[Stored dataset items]
= = = =

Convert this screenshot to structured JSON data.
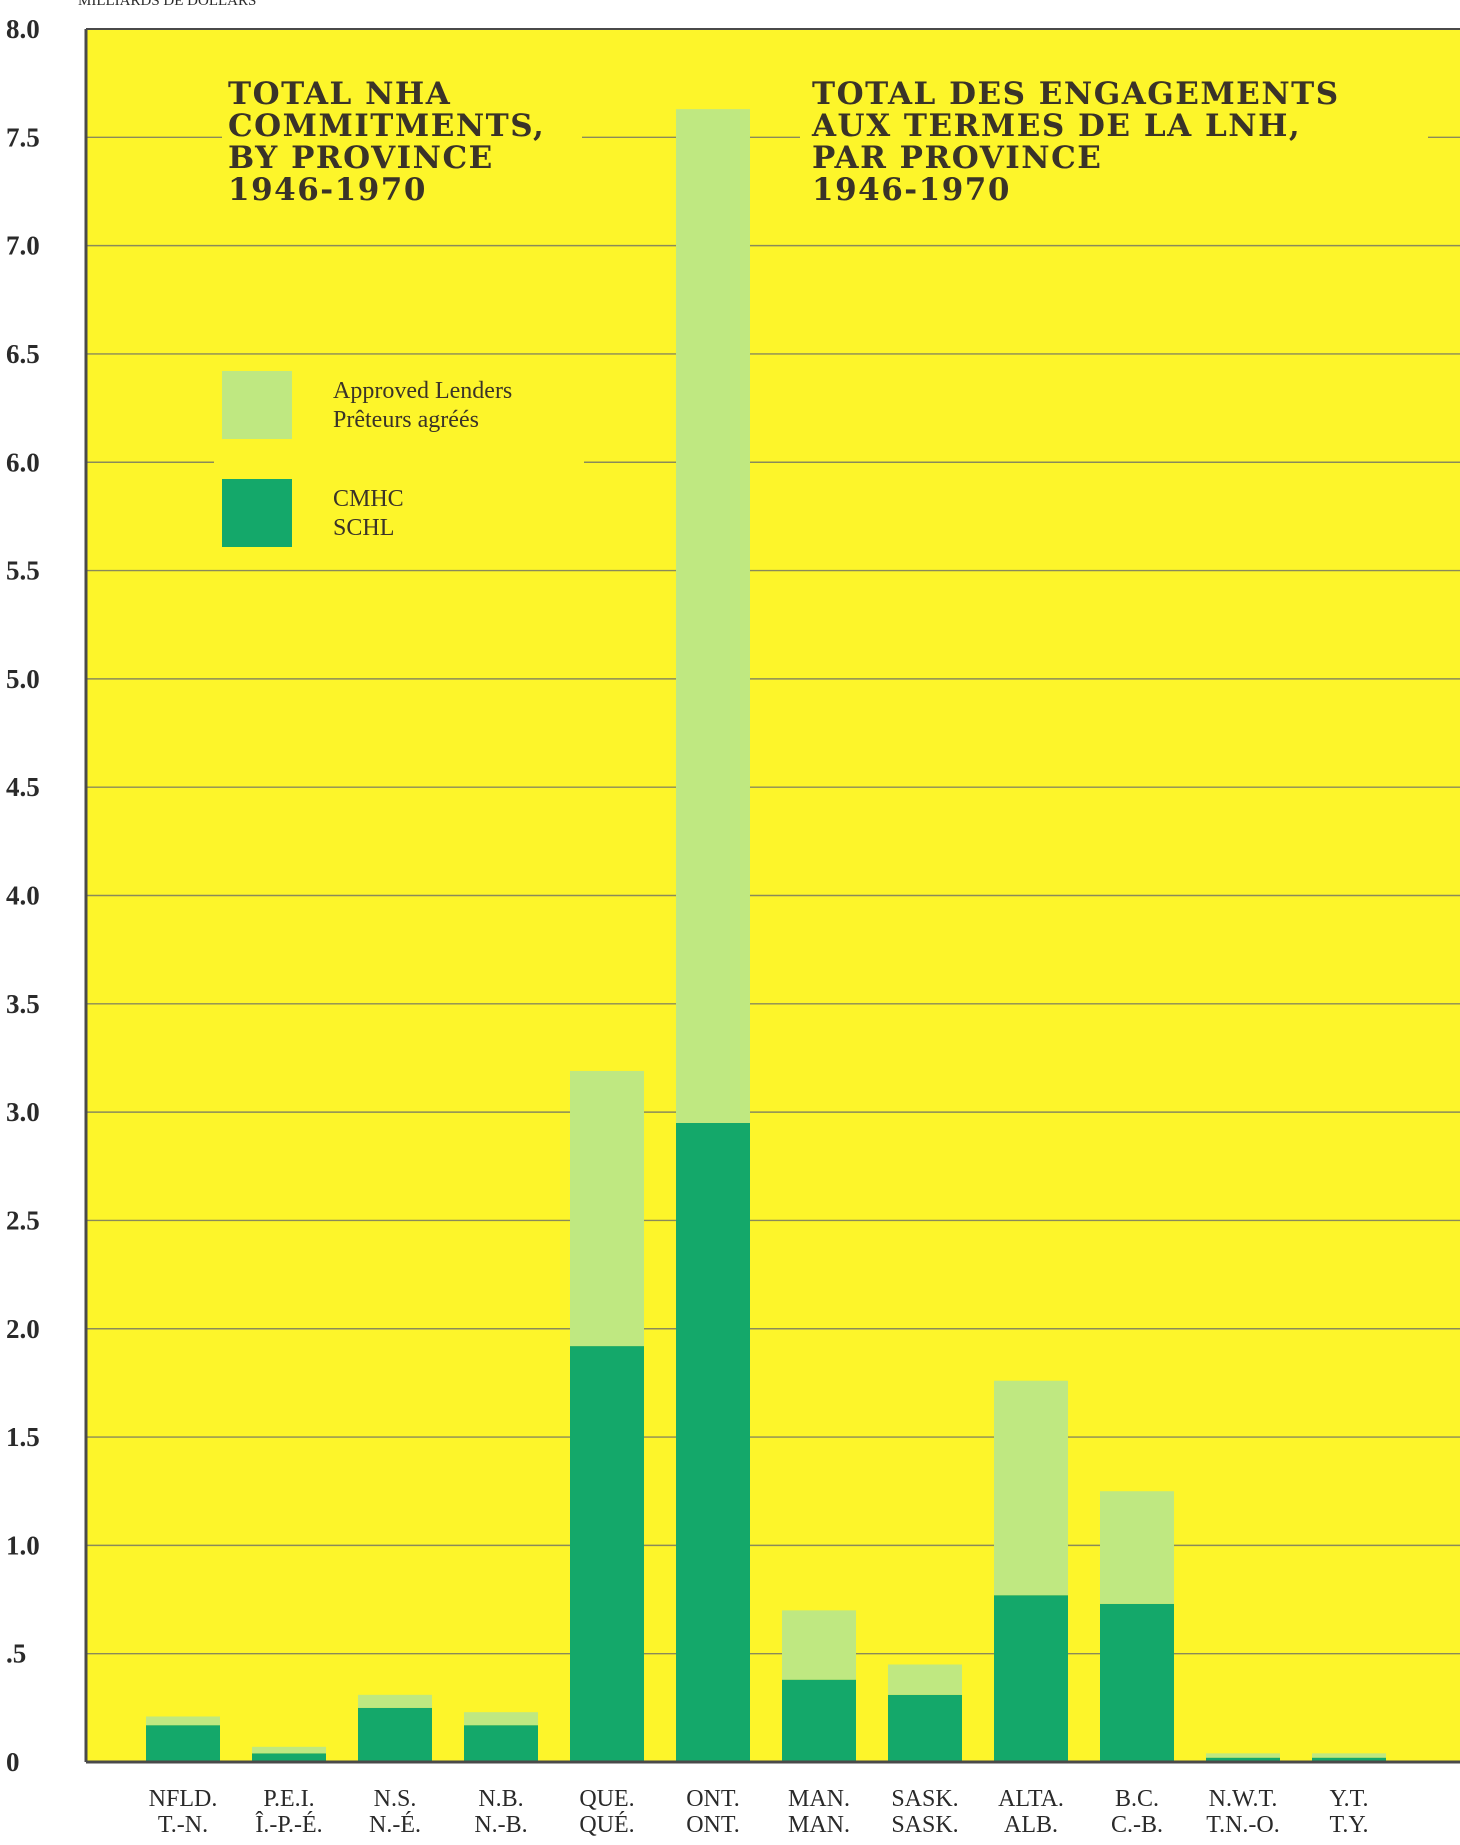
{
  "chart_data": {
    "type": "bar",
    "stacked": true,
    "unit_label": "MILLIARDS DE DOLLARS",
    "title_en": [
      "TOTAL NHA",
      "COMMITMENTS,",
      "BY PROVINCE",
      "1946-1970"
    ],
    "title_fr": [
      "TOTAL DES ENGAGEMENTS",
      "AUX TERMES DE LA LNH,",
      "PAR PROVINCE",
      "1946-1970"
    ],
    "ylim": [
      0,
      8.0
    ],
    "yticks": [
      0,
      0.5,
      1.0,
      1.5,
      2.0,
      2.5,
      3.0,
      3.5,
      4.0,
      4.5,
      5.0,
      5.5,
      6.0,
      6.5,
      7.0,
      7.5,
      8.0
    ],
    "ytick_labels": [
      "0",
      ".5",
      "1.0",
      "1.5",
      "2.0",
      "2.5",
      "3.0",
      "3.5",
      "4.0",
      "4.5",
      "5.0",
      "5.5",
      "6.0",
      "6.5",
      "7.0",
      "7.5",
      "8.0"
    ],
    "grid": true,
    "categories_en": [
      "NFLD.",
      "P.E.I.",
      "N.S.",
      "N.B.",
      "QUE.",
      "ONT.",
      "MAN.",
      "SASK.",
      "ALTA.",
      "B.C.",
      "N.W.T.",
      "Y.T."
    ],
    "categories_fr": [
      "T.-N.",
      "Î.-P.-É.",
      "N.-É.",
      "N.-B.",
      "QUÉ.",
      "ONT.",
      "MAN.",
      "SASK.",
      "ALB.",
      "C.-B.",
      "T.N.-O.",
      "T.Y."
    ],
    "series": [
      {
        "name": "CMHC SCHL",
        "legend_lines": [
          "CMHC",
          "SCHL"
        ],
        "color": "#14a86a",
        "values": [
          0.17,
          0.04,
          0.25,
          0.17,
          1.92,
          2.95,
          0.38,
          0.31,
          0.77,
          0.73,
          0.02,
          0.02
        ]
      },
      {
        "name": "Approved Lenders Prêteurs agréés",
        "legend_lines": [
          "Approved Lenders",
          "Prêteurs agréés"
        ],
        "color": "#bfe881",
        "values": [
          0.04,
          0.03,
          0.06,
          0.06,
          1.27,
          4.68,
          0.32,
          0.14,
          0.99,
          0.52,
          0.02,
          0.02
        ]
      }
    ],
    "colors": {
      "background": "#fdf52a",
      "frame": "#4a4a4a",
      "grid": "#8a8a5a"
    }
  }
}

= = = =

Collect the lines of the data that carry the word "agréés".

Final result:
        "name": "Approved Lenders Prêteurs agréés",
          "Prêteurs agréés"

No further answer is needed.